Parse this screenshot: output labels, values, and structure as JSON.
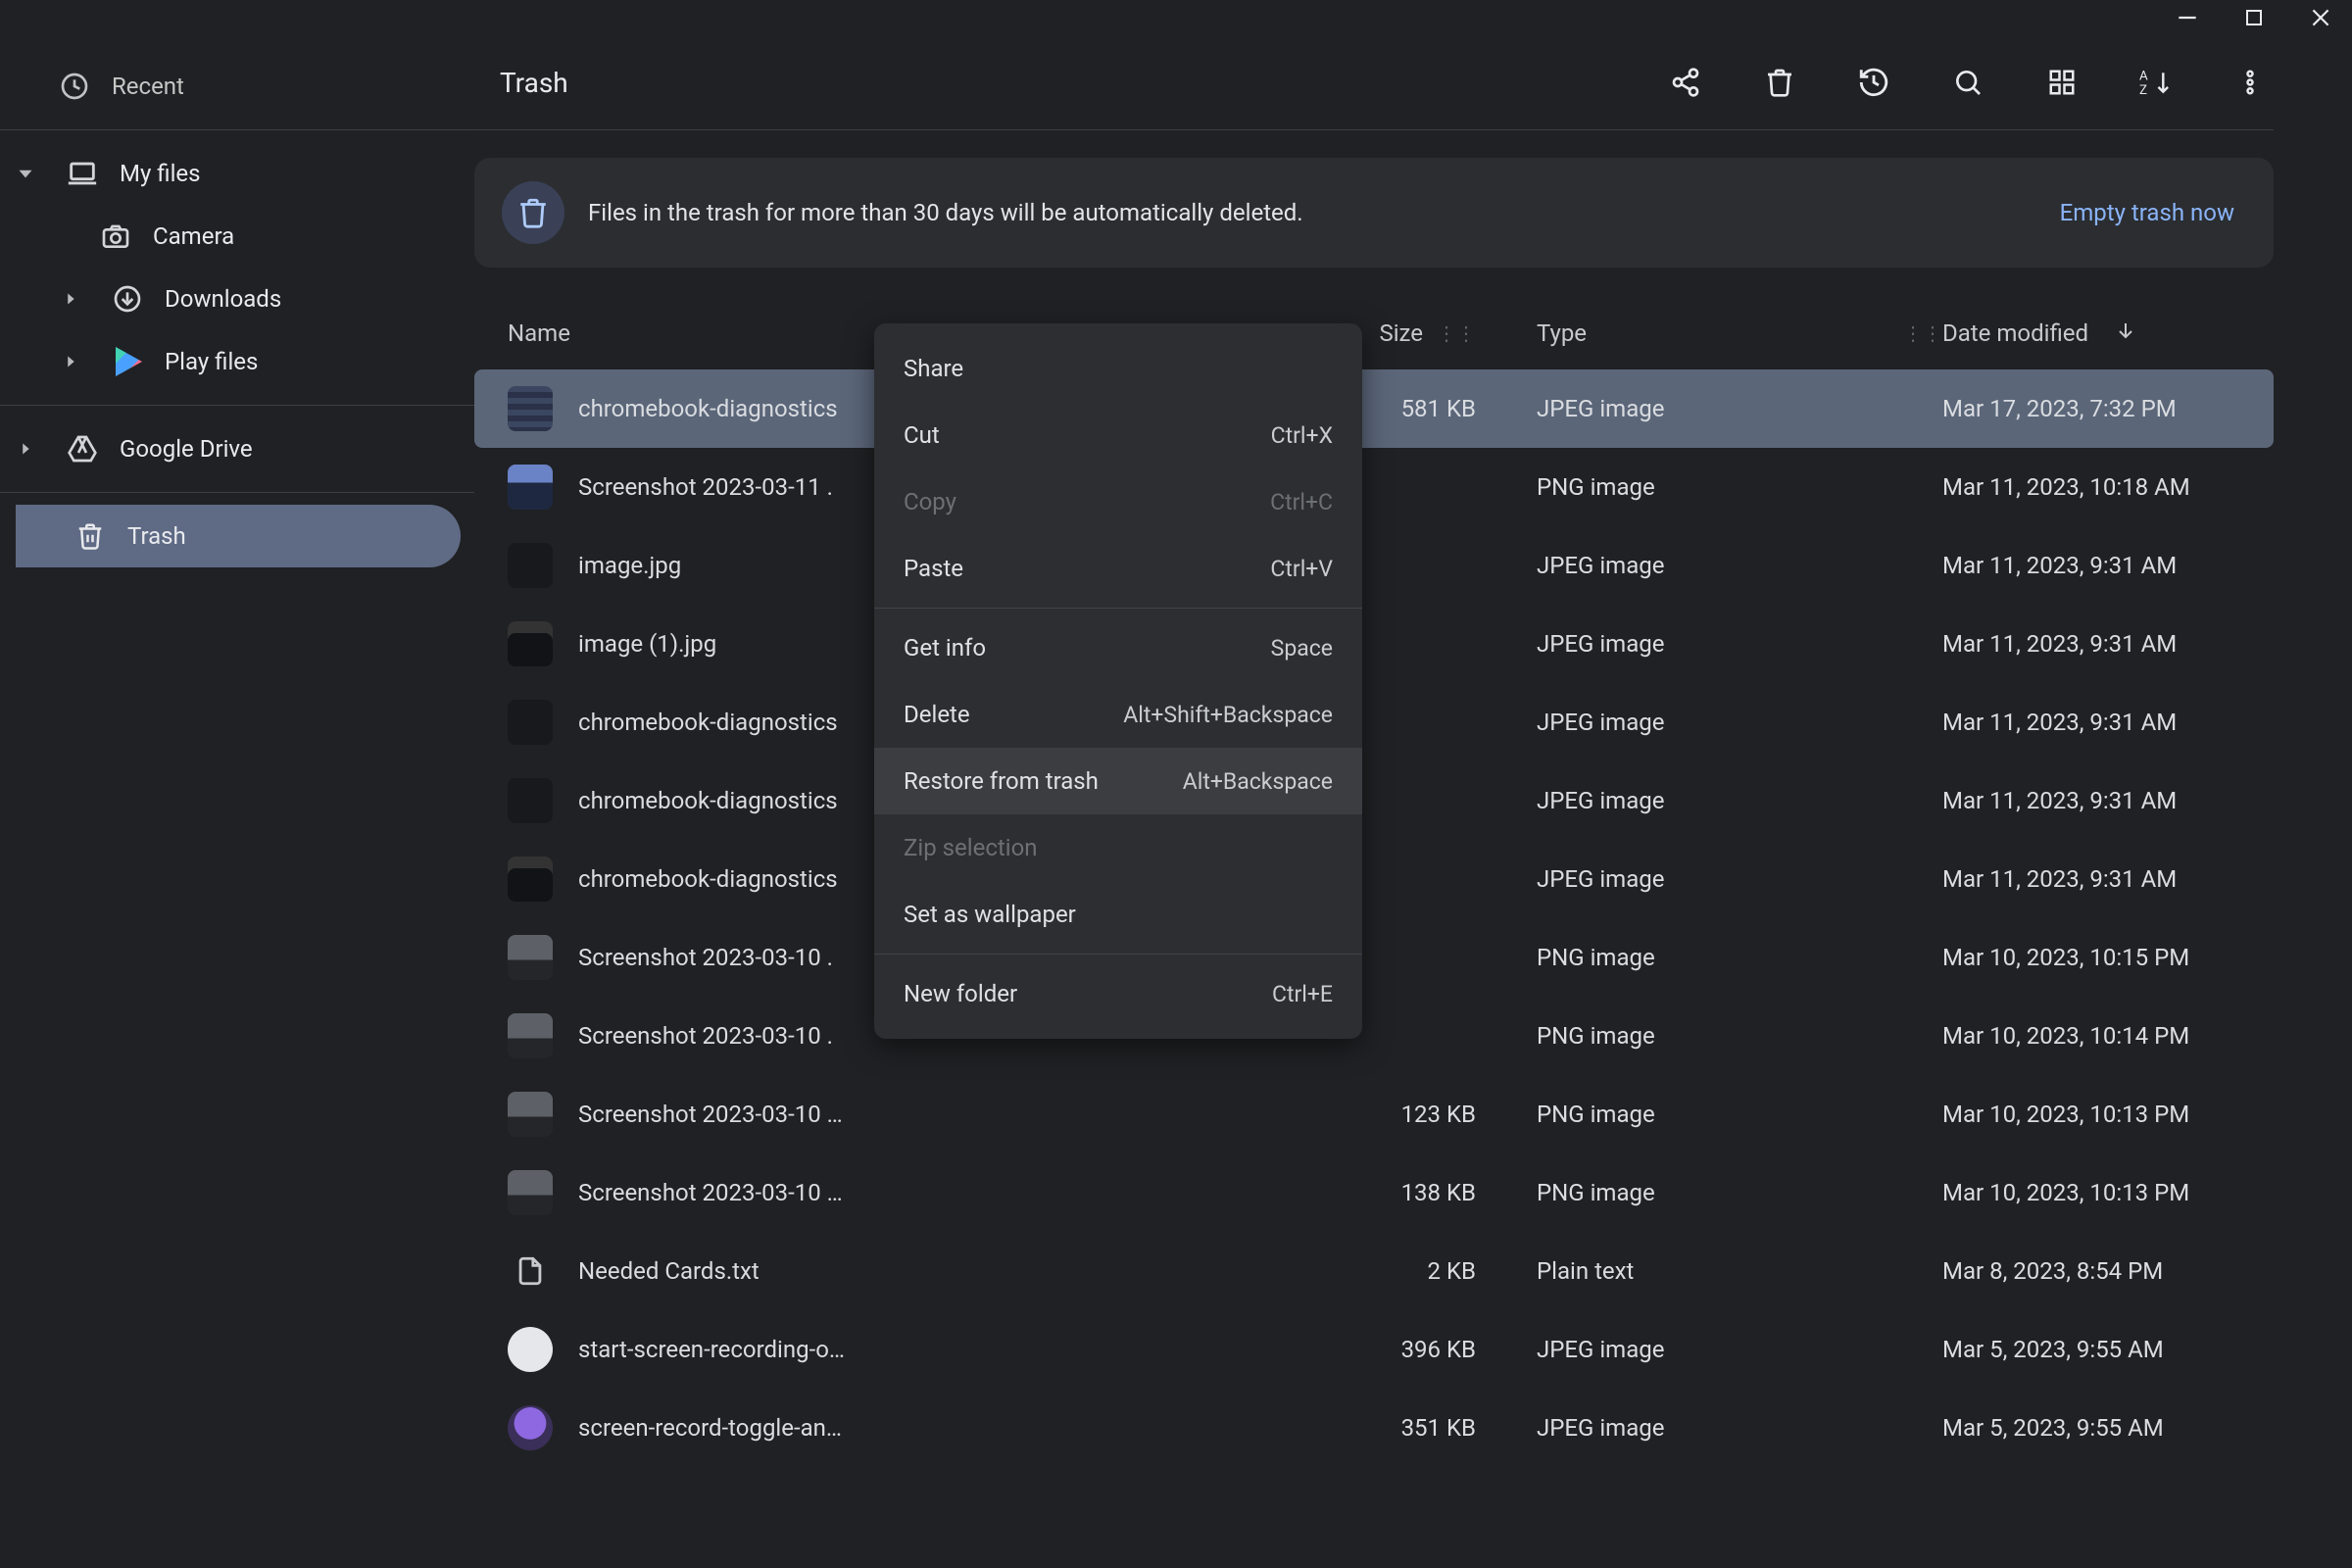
{
  "window": {
    "minimize": "−",
    "maximize": "❐",
    "close": "✕"
  },
  "sidebar": {
    "recent": "Recent",
    "myfiles": "My files",
    "camera": "Camera",
    "downloads": "Downloads",
    "playfiles": "Play files",
    "drive": "Google Drive",
    "trash": "Trash"
  },
  "header": {
    "title": "Trash"
  },
  "banner": {
    "text": "Files in the trash for more than 30 days will be automatically deleted.",
    "action": "Empty trash now"
  },
  "columns": {
    "name": "Name",
    "size": "Size",
    "type": "Type",
    "date": "Date modified"
  },
  "rows": [
    {
      "name": "chromebook-diagnostics",
      "size": "581 KB",
      "type": "JPEG image",
      "date": "Mar 17, 2023, 7:32 PM",
      "thumb": "jpeg-lines",
      "selected": true
    },
    {
      "name": "Screenshot 2023-03-11 .",
      "size": "",
      "type": "PNG image",
      "date": "Mar 11, 2023, 10:18 AM",
      "thumb": "png-bright"
    },
    {
      "name": "image.jpg",
      "size": "",
      "type": "JPEG image",
      "date": "Mar 11, 2023, 9:31 AM",
      "thumb": "jpeg-dark"
    },
    {
      "name": "image (1).jpg",
      "size": "",
      "type": "JPEG image",
      "date": "Mar 11, 2023, 9:31 AM",
      "thumb": "jpeg-dark2"
    },
    {
      "name": "chromebook-diagnostics",
      "size": "",
      "type": "JPEG image",
      "date": "Mar 11, 2023, 9:31 AM",
      "thumb": "jpeg-dark",
      "drag": true
    },
    {
      "name": "chromebook-diagnostics",
      "size": "",
      "type": "JPEG image",
      "date": "Mar 11, 2023, 9:31 AM",
      "thumb": "jpeg-dark"
    },
    {
      "name": "chromebook-diagnostics",
      "size": "",
      "type": "JPEG image",
      "date": "Mar 11, 2023, 9:31 AM",
      "thumb": "jpeg-dark2"
    },
    {
      "name": "Screenshot 2023-03-10 .",
      "size": "",
      "type": "PNG image",
      "date": "Mar 10, 2023, 10:15 PM",
      "thumb": "png-gray"
    },
    {
      "name": "Screenshot 2023-03-10 .",
      "size": "",
      "type": "PNG image",
      "date": "Mar 10, 2023, 10:14 PM",
      "thumb": "png-gray"
    },
    {
      "name": "Screenshot 2023-03-10 …",
      "size": "123 KB",
      "type": "PNG image",
      "date": "Mar 10, 2023, 10:13 PM",
      "thumb": "png-gray"
    },
    {
      "name": "Screenshot 2023-03-10 …",
      "size": "138 KB",
      "type": "PNG image",
      "date": "Mar 10, 2023, 10:13 PM",
      "thumb": "png-gray"
    },
    {
      "name": "Needed Cards.txt",
      "size": "2 KB",
      "type": "Plain text",
      "date": "Mar 8, 2023, 8:54 PM",
      "thumb": "doc"
    },
    {
      "name": "start-screen-recording-o…",
      "size": "396 KB",
      "type": "JPEG image",
      "date": "Mar 5, 2023, 9:55 AM",
      "thumb": "round-white"
    },
    {
      "name": "screen-record-toggle-an…",
      "size": "351 KB",
      "type": "JPEG image",
      "date": "Mar 5, 2023, 9:55 AM",
      "thumb": "round-purple"
    }
  ],
  "contextMenu": [
    {
      "label": "Share",
      "shortcut": "",
      "type": "item"
    },
    {
      "label": "Cut",
      "shortcut": "Ctrl+X",
      "type": "item"
    },
    {
      "label": "Copy",
      "shortcut": "Ctrl+C",
      "type": "disabled"
    },
    {
      "label": "Paste",
      "shortcut": "Ctrl+V",
      "type": "item"
    },
    {
      "type": "sep"
    },
    {
      "label": "Get info",
      "shortcut": "Space",
      "type": "item"
    },
    {
      "label": "Delete",
      "shortcut": "Alt+Shift+Backspace",
      "type": "item"
    },
    {
      "label": "Restore from trash",
      "shortcut": "Alt+Backspace",
      "type": "hover"
    },
    {
      "label": "Zip selection",
      "shortcut": "",
      "type": "disabled"
    },
    {
      "label": "Set as wallpaper",
      "shortcut": "",
      "type": "item"
    },
    {
      "type": "sep"
    },
    {
      "label": "New folder",
      "shortcut": "Ctrl+E",
      "type": "item"
    }
  ]
}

WHAT TO PRODUCE: Reproduce the full listing faithfully, but do not carry over any pictures.

EXERCISE SOLUTION:
Parse this screenshot: output labels, values, and structure as JSON.
{
  "window": {
    "minimize": "−",
    "maximize": "❐",
    "close": "✕"
  },
  "sidebar": {
    "recent": "Recent",
    "myfiles": "My files",
    "camera": "Camera",
    "downloads": "Downloads",
    "playfiles": "Play files",
    "drive": "Google Drive",
    "trash": "Trash"
  },
  "header": {
    "title": "Trash"
  },
  "banner": {
    "text": "Files in the trash for more than 30 days will be automatically deleted.",
    "action": "Empty trash now"
  },
  "columns": {
    "name": "Name",
    "size": "Size",
    "type": "Type",
    "date": "Date modified"
  },
  "rows": [
    {
      "name": "chromebook-diagnostics",
      "size": "581 KB",
      "type": "JPEG image",
      "date": "Mar 17, 2023, 7:32 PM",
      "thumb": "jpeg-lines",
      "selected": true
    },
    {
      "name": "Screenshot 2023-03-11 .",
      "size": "",
      "type": "PNG image",
      "date": "Mar 11, 2023, 10:18 AM",
      "thumb": "png-bright"
    },
    {
      "name": "image.jpg",
      "size": "",
      "type": "JPEG image",
      "date": "Mar 11, 2023, 9:31 AM",
      "thumb": "jpeg-dark"
    },
    {
      "name": "image (1).jpg",
      "size": "",
      "type": "JPEG image",
      "date": "Mar 11, 2023, 9:31 AM",
      "thumb": "jpeg-dark2"
    },
    {
      "name": "chromebook-diagnostics",
      "size": "",
      "type": "JPEG image",
      "date": "Mar 11, 2023, 9:31 AM",
      "thumb": "jpeg-dark",
      "drag": true
    },
    {
      "name": "chromebook-diagnostics",
      "size": "",
      "type": "JPEG image",
      "date": "Mar 11, 2023, 9:31 AM",
      "thumb": "jpeg-dark"
    },
    {
      "name": "chromebook-diagnostics",
      "size": "",
      "type": "JPEG image",
      "date": "Mar 11, 2023, 9:31 AM",
      "thumb": "jpeg-dark2"
    },
    {
      "name": "Screenshot 2023-03-10 .",
      "size": "",
      "type": "PNG image",
      "date": "Mar 10, 2023, 10:15 PM",
      "thumb": "png-gray"
    },
    {
      "name": "Screenshot 2023-03-10 .",
      "size": "",
      "type": "PNG image",
      "date": "Mar 10, 2023, 10:14 PM",
      "thumb": "png-gray"
    },
    {
      "name": "Screenshot 2023-03-10 …",
      "size": "123 KB",
      "type": "PNG image",
      "date": "Mar 10, 2023, 10:13 PM",
      "thumb": "png-gray"
    },
    {
      "name": "Screenshot 2023-03-10 …",
      "size": "138 KB",
      "type": "PNG image",
      "date": "Mar 10, 2023, 10:13 PM",
      "thumb": "png-gray"
    },
    {
      "name": "Needed Cards.txt",
      "size": "2 KB",
      "type": "Plain text",
      "date": "Mar 8, 2023, 8:54 PM",
      "thumb": "doc"
    },
    {
      "name": "start-screen-recording-o…",
      "size": "396 KB",
      "type": "JPEG image",
      "date": "Mar 5, 2023, 9:55 AM",
      "thumb": "round-white"
    },
    {
      "name": "screen-record-toggle-an…",
      "size": "351 KB",
      "type": "JPEG image",
      "date": "Mar 5, 2023, 9:55 AM",
      "thumb": "round-purple"
    }
  ],
  "contextMenu": [
    {
      "label": "Share",
      "shortcut": "",
      "type": "item"
    },
    {
      "label": "Cut",
      "shortcut": "Ctrl+X",
      "type": "item"
    },
    {
      "label": "Copy",
      "shortcut": "Ctrl+C",
      "type": "disabled"
    },
    {
      "label": "Paste",
      "shortcut": "Ctrl+V",
      "type": "item"
    },
    {
      "type": "sep"
    },
    {
      "label": "Get info",
      "shortcut": "Space",
      "type": "item"
    },
    {
      "label": "Delete",
      "shortcut": "Alt+Shift+Backspace",
      "type": "item"
    },
    {
      "label": "Restore from trash",
      "shortcut": "Alt+Backspace",
      "type": "hover"
    },
    {
      "label": "Zip selection",
      "shortcut": "",
      "type": "disabled"
    },
    {
      "label": "Set as wallpaper",
      "shortcut": "",
      "type": "item"
    },
    {
      "type": "sep"
    },
    {
      "label": "New folder",
      "shortcut": "Ctrl+E",
      "type": "item"
    }
  ]
}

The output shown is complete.